▶ THE TASK
Whenever a line contains the string "this", copy it out of the entries.

▶ INPUT ROWS
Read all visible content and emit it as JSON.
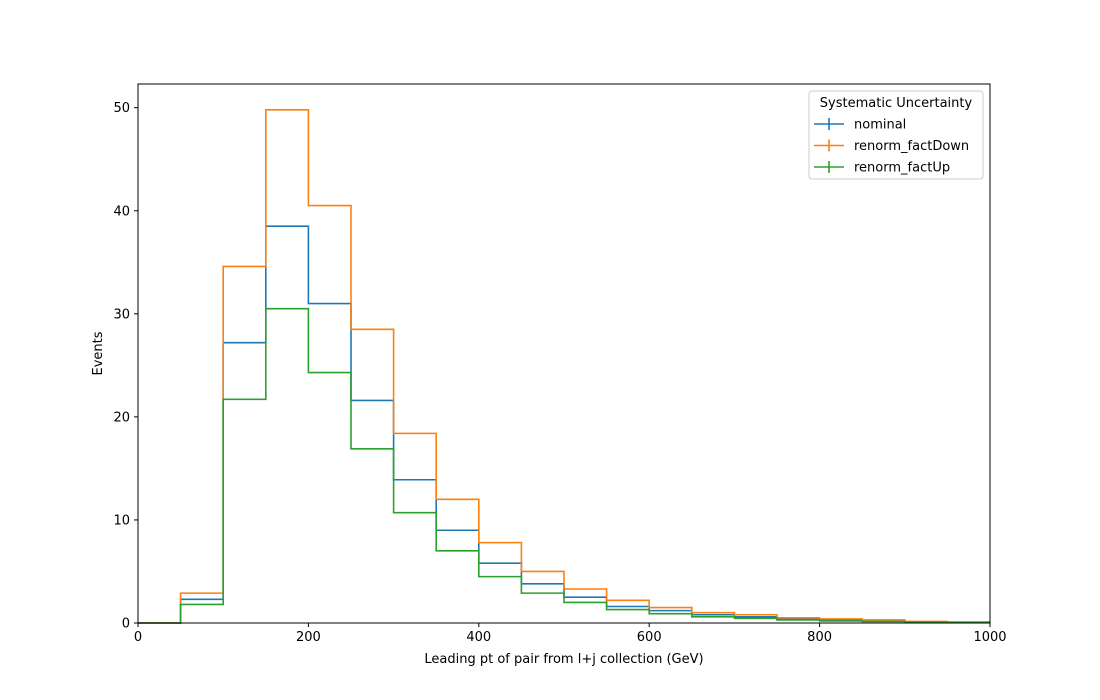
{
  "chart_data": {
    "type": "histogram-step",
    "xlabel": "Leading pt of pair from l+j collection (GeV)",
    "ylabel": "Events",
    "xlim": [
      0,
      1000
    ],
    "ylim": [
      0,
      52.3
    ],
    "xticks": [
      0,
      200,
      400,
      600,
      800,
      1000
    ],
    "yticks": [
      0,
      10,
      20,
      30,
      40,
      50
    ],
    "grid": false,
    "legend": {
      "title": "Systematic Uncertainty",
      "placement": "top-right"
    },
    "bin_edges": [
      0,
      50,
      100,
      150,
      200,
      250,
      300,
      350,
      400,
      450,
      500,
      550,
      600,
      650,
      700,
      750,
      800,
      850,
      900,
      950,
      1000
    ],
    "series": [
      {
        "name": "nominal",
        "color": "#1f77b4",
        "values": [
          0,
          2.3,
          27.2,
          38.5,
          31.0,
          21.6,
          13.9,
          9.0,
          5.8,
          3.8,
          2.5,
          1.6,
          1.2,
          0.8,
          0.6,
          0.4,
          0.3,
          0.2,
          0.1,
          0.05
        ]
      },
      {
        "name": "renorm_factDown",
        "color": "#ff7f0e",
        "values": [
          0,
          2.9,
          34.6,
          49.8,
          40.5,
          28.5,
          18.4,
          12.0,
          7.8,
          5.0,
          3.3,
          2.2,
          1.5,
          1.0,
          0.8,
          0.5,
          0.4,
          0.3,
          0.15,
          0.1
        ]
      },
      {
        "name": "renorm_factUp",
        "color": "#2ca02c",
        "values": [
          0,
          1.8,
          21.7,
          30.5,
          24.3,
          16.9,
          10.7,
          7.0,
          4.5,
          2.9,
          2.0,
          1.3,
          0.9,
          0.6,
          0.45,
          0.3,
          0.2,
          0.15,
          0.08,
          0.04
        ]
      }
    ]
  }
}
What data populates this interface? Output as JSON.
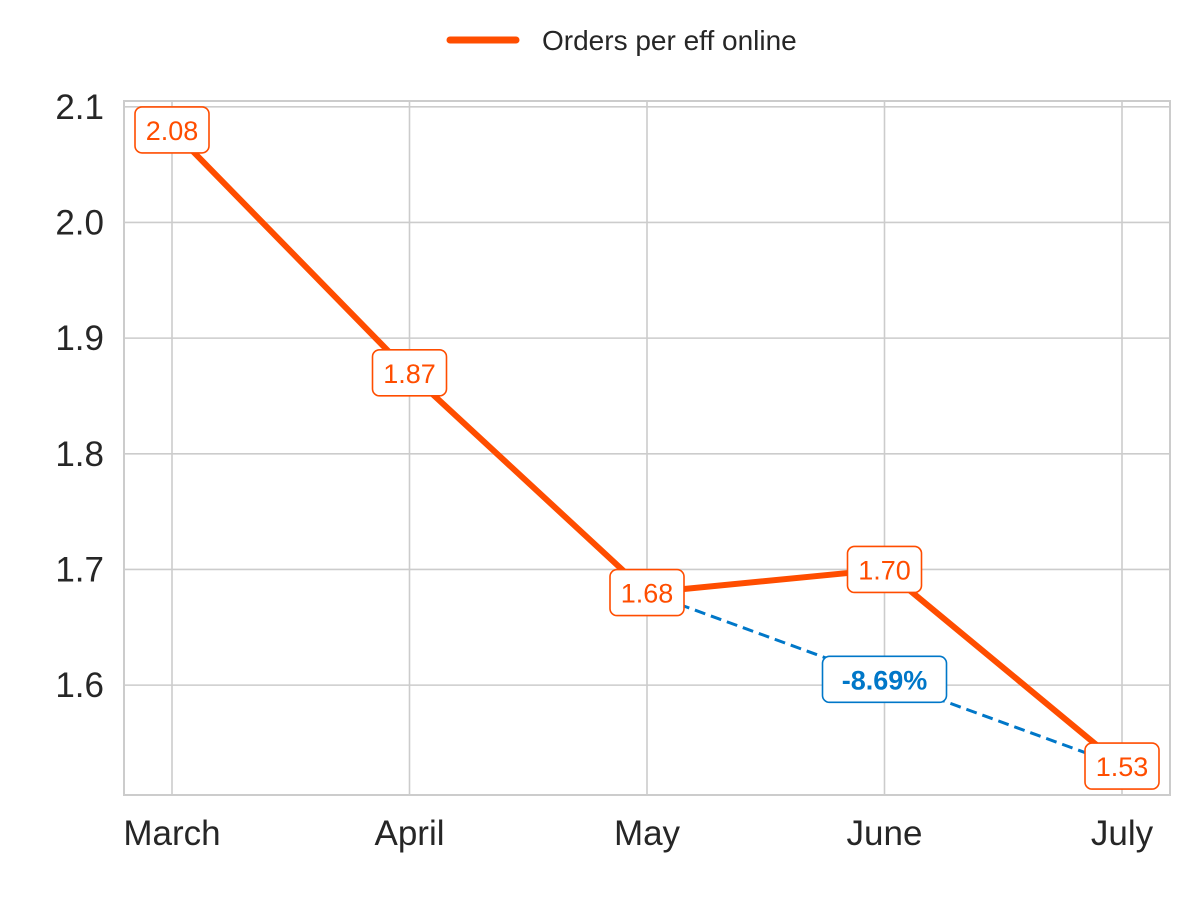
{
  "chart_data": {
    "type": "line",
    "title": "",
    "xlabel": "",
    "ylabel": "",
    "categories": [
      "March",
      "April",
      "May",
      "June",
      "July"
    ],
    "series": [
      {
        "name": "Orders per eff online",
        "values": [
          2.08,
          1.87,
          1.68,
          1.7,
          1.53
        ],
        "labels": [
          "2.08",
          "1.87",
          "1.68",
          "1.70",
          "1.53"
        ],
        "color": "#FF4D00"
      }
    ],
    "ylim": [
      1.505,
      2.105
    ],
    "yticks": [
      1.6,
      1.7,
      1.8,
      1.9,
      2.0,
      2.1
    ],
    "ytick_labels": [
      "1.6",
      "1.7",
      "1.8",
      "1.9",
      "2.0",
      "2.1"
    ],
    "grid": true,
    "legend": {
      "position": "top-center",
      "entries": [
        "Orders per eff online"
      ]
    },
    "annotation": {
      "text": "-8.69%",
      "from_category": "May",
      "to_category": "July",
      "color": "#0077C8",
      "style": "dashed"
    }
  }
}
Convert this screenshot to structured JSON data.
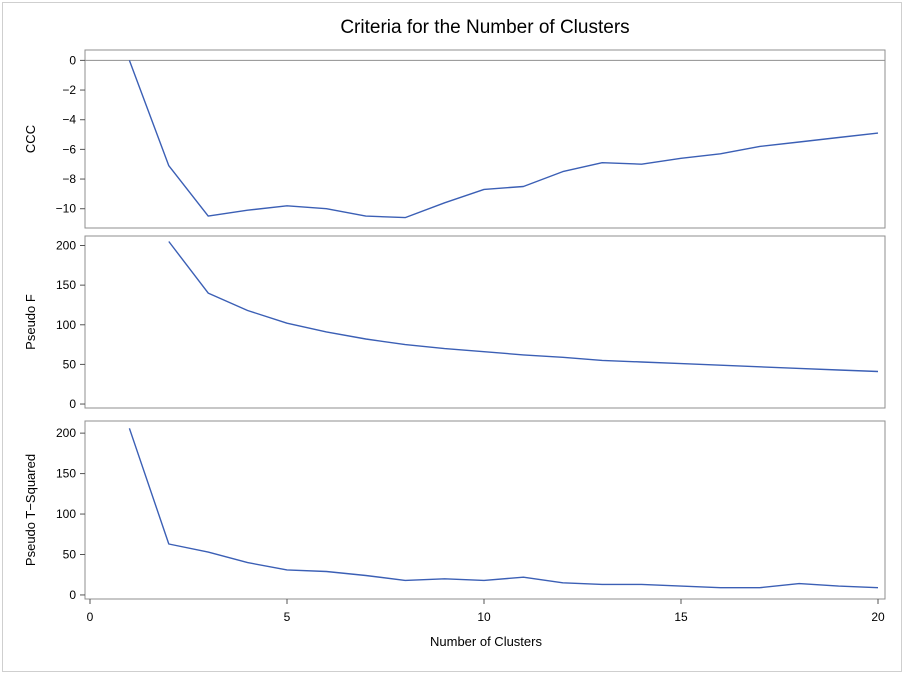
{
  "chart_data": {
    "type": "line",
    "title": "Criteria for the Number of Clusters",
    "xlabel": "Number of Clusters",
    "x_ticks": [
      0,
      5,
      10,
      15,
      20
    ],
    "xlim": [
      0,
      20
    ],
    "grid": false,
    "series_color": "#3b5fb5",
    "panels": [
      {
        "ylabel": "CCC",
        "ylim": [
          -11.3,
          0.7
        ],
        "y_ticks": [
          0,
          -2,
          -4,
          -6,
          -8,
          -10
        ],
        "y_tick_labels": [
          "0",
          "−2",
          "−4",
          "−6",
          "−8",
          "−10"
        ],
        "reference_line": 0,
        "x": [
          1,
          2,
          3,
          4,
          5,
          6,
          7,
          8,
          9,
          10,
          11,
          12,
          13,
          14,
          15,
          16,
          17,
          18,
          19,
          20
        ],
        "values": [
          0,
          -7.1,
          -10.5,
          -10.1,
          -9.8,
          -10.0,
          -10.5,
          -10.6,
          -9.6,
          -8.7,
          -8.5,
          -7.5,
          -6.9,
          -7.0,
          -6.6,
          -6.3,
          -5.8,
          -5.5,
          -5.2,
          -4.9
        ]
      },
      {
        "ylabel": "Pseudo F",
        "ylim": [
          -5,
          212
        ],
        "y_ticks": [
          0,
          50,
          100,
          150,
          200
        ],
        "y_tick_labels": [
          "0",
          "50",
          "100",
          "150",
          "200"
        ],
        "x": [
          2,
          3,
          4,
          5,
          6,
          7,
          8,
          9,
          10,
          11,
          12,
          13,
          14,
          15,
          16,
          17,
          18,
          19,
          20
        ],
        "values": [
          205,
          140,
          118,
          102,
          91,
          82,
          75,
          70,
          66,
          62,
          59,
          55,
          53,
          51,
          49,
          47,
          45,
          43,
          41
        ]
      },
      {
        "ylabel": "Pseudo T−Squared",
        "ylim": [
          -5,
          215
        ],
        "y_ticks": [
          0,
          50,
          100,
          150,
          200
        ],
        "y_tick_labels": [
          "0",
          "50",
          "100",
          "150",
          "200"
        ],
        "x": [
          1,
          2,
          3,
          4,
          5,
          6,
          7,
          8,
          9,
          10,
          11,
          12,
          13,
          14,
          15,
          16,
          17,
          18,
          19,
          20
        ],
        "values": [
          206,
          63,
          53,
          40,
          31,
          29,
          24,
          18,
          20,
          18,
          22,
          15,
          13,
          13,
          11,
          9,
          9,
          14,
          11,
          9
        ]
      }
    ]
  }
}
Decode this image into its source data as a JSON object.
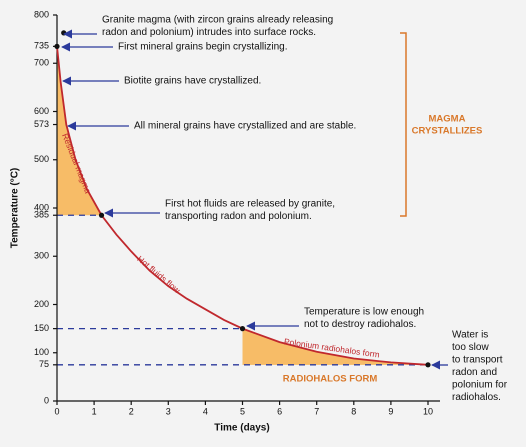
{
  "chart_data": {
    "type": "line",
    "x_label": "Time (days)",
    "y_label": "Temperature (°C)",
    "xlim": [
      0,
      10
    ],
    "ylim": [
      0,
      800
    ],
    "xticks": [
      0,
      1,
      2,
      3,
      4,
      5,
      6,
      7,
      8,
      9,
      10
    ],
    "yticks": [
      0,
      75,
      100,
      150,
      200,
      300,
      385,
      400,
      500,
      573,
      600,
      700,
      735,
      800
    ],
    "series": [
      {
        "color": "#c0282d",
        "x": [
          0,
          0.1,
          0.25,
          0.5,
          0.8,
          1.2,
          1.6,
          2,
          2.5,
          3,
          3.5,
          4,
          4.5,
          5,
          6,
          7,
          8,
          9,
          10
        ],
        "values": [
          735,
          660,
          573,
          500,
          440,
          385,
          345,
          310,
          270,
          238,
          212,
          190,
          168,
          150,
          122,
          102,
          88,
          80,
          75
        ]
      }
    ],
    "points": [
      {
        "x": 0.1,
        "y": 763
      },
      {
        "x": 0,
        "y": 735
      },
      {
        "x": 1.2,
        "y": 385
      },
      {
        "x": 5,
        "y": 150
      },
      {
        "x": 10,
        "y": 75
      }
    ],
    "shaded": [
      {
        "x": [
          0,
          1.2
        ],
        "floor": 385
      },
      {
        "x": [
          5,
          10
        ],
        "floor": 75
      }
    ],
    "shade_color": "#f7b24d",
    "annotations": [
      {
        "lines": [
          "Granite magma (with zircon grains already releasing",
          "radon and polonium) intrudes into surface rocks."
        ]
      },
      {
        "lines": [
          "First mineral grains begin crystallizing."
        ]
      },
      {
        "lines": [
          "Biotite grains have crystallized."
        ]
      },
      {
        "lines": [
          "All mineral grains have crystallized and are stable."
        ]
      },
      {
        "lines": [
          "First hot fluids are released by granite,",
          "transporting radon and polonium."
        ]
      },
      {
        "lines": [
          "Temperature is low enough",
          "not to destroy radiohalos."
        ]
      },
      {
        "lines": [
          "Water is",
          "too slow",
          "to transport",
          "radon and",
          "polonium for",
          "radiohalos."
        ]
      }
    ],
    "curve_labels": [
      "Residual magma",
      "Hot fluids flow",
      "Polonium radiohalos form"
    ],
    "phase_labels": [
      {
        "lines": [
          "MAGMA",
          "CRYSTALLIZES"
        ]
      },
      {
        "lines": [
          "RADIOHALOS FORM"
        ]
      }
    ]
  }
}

▶ EXPECTED ANSWER
What data populates this interface? Output as JSON.
Convert this screenshot to structured JSON data.
Decode this image into its source data as a JSON object.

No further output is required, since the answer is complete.